Exercise: Gather all lines with the word "label" in them.

Saved data entries:
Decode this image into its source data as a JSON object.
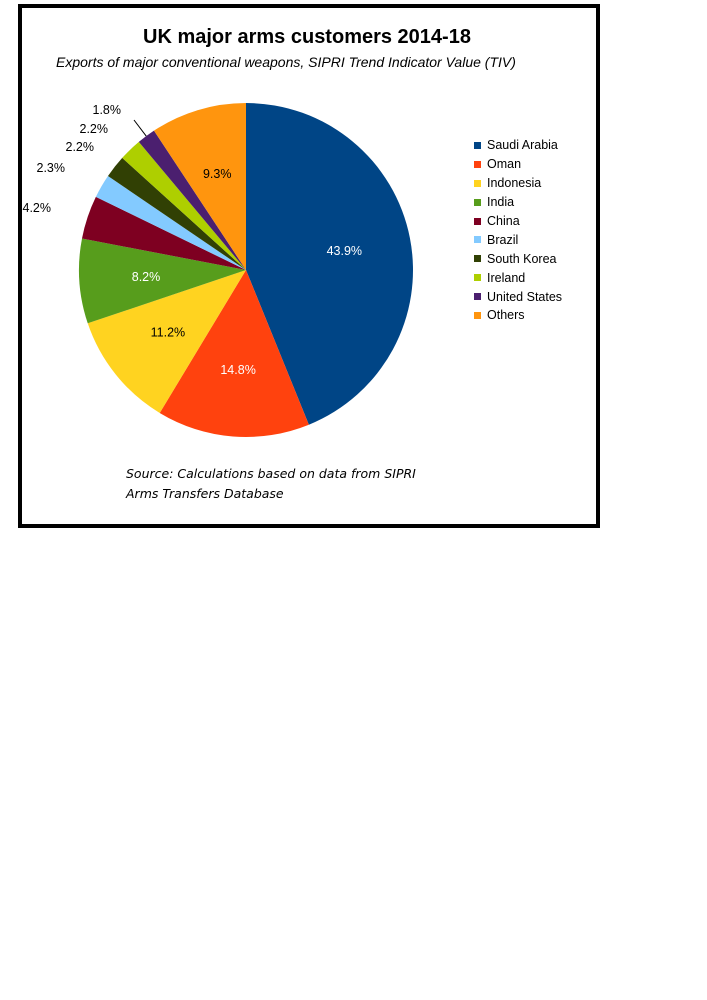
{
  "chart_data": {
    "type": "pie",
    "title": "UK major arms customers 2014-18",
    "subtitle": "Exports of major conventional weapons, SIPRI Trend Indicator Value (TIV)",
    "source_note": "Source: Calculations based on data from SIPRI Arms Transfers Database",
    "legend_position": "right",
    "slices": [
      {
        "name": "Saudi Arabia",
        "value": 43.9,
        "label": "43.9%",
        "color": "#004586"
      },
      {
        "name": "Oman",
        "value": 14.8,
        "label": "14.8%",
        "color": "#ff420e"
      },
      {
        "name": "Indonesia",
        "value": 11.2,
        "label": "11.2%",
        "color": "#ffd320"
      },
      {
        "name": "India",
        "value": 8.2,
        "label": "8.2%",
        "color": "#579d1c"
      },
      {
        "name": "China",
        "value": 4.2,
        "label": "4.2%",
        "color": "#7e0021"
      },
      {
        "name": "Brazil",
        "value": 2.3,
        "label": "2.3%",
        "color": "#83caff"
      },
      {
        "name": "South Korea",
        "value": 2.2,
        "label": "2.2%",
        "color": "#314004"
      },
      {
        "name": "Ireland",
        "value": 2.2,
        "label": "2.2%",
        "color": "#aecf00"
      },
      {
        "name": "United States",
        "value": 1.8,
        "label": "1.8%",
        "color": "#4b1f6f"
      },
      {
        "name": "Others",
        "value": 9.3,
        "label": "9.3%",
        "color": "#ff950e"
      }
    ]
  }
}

Task solution:
        "label": "43.9%",
        "label": "14.8%",
        "label": "11.2%",
        "label": "8.2%",
        "label": "4.2%",
        "label": "2.3%",
        "label": "2.2%",
        "label": "2.2%",
        "label": "1.8%",
        "label": "9.3%",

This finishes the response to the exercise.